YOUR GOAL: Drop every picture, then transcribe the remaining data exactly.

GIVEN INFORMATION:
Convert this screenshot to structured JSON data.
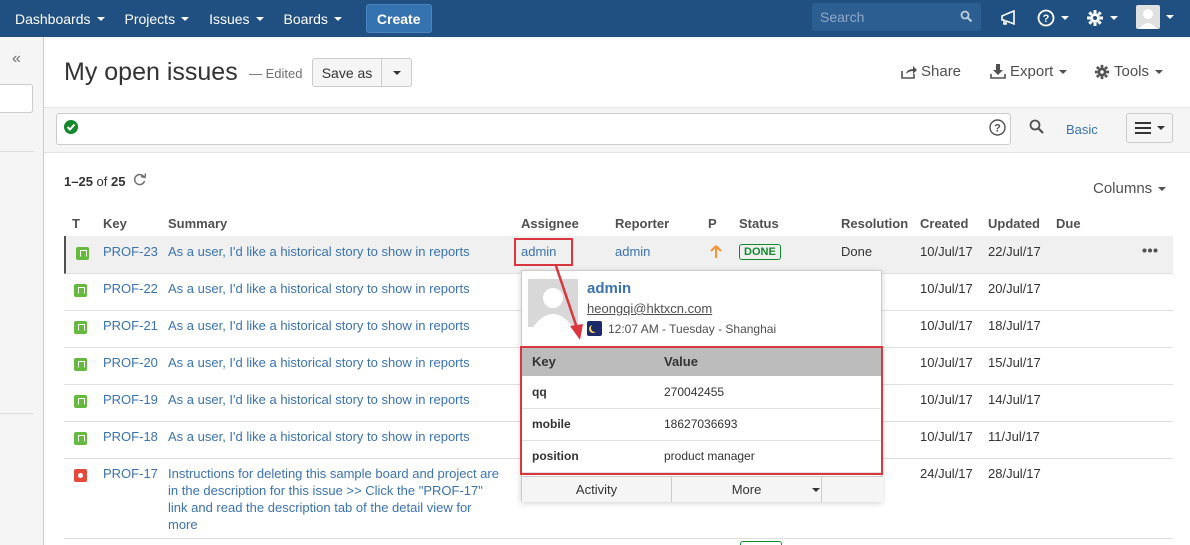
{
  "nav": {
    "items": [
      {
        "label": "Dashboards"
      },
      {
        "label": "Projects"
      },
      {
        "label": "Issues"
      },
      {
        "label": "Boards"
      }
    ],
    "create_label": "Create",
    "search_placeholder": "Search"
  },
  "header": {
    "title": "My open issues",
    "edited": "— Edited",
    "save_as": "Save as",
    "share": "Share",
    "export": "Export",
    "tools": "Tools"
  },
  "search": {
    "basic": "Basic"
  },
  "results": {
    "count_prefix": "1–",
    "count_shown": "25",
    "count_of": " of ",
    "count_total": "25",
    "columns_label": "Columns"
  },
  "table": {
    "headers": {
      "t": "T",
      "key": "Key",
      "summary": "Summary",
      "assignee": "Assignee",
      "reporter": "Reporter",
      "p": "P",
      "status": "Status",
      "resolution": "Resolution",
      "created": "Created",
      "updated": "Updated",
      "due": "Due"
    },
    "rows": [
      {
        "type": "story",
        "key": "PROF-23",
        "summary": "As a user, I'd like a historical story to show in reports",
        "assignee": "admin",
        "reporter": "admin",
        "status": "DONE",
        "resolution": "Done",
        "created": "10/Jul/17",
        "updated": "22/Jul/17"
      },
      {
        "type": "story",
        "key": "PROF-22",
        "summary": "As a user, I'd like a historical story to show in reports",
        "created": "10/Jul/17",
        "updated": "20/Jul/17"
      },
      {
        "type": "story",
        "key": "PROF-21",
        "summary": "As a user, I'd like a historical story to show in reports",
        "created": "10/Jul/17",
        "updated": "18/Jul/17"
      },
      {
        "type": "story",
        "key": "PROF-20",
        "summary": "As a user, I'd like a historical story to show in reports",
        "created": "10/Jul/17",
        "updated": "15/Jul/17"
      },
      {
        "type": "story",
        "key": "PROF-19",
        "summary": "As a user, I'd like a historical story to show in reports",
        "created": "10/Jul/17",
        "updated": "14/Jul/17"
      },
      {
        "type": "story",
        "key": "PROF-18",
        "summary": "As a user, I'd like a historical story to show in reports",
        "created": "10/Jul/17",
        "updated": "11/Jul/17"
      },
      {
        "type": "bug",
        "key": "PROF-17",
        "summary_lines": [
          "Instructions for deleting this sample board and project are",
          "in the description for this issue >> Click the \"PROF-17\"",
          "link and read the description tab of the detail view for",
          "more"
        ],
        "created": "24/Jul/17",
        "updated": "28/Jul/17"
      }
    ]
  },
  "popup": {
    "name": "admin",
    "email": "heongqi@hktxcn.com",
    "time": "12:07 AM - Tuesday - Shanghai",
    "kv_headers": {
      "key": "Key",
      "value": "Value"
    },
    "kv": [
      {
        "key": "qq",
        "value": "270042455"
      },
      {
        "key": "mobile",
        "value": "18627036693"
      },
      {
        "key": "position",
        "value": "product manager"
      }
    ],
    "activity": "Activity",
    "more": "More"
  },
  "colors": {
    "nav_bg": "#205081",
    "link": "#3b73af",
    "done": "#14892c",
    "highlight": "#d9363e",
    "priority_arrow": "#f79232"
  }
}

EXERCISE ANSWER:
Convert this screenshot to structured JSON data.
{
  "nav": {
    "items": [
      {
        "label": "Dashboards"
      },
      {
        "label": "Projects"
      },
      {
        "label": "Issues"
      },
      {
        "label": "Boards"
      }
    ],
    "create_label": "Create",
    "search_placeholder": "Search"
  },
  "header": {
    "title": "My open issues",
    "edited": "— Edited",
    "save_as": "Save as",
    "share": "Share",
    "export": "Export",
    "tools": "Tools"
  },
  "search": {
    "basic": "Basic"
  },
  "results": {
    "count_prefix": "1–",
    "count_shown": "25",
    "count_of": " of ",
    "count_total": "25",
    "columns_label": "Columns"
  },
  "table": {
    "headers": {
      "t": "T",
      "key": "Key",
      "summary": "Summary",
      "assignee": "Assignee",
      "reporter": "Reporter",
      "p": "P",
      "status": "Status",
      "resolution": "Resolution",
      "created": "Created",
      "updated": "Updated",
      "due": "Due"
    },
    "rows": [
      {
        "type": "story",
        "key": "PROF-23",
        "summary": "As a user, I'd like a historical story to show in reports",
        "assignee": "admin",
        "reporter": "admin",
        "status": "DONE",
        "resolution": "Done",
        "created": "10/Jul/17",
        "updated": "22/Jul/17"
      },
      {
        "type": "story",
        "key": "PROF-22",
        "summary": "As a user, I'd like a historical story to show in reports",
        "created": "10/Jul/17",
        "updated": "20/Jul/17"
      },
      {
        "type": "story",
        "key": "PROF-21",
        "summary": "As a user, I'd like a historical story to show in reports",
        "created": "10/Jul/17",
        "updated": "18/Jul/17"
      },
      {
        "type": "story",
        "key": "PROF-20",
        "summary": "As a user, I'd like a historical story to show in reports",
        "created": "10/Jul/17",
        "updated": "15/Jul/17"
      },
      {
        "type": "story",
        "key": "PROF-19",
        "summary": "As a user, I'd like a historical story to show in reports",
        "created": "10/Jul/17",
        "updated": "14/Jul/17"
      },
      {
        "type": "story",
        "key": "PROF-18",
        "summary": "As a user, I'd like a historical story to show in reports",
        "created": "10/Jul/17",
        "updated": "11/Jul/17"
      },
      {
        "type": "bug",
        "key": "PROF-17",
        "summary_lines": [
          "Instructions for deleting this sample board and project are",
          "in the description for this issue >> Click the \"PROF-17\"",
          "link and read the description tab of the detail view for",
          "more"
        ],
        "created": "24/Jul/17",
        "updated": "28/Jul/17"
      }
    ]
  },
  "popup": {
    "name": "admin",
    "email": "heongqi@hktxcn.com",
    "time": "12:07 AM - Tuesday - Shanghai",
    "kv_headers": {
      "key": "Key",
      "value": "Value"
    },
    "kv": [
      {
        "key": "qq",
        "value": "270042455"
      },
      {
        "key": "mobile",
        "value": "18627036693"
      },
      {
        "key": "position",
        "value": "product manager"
      }
    ],
    "activity": "Activity",
    "more": "More"
  },
  "colors": {
    "nav_bg": "#205081",
    "link": "#3b73af",
    "done": "#14892c",
    "highlight": "#d9363e",
    "priority_arrow": "#f79232"
  }
}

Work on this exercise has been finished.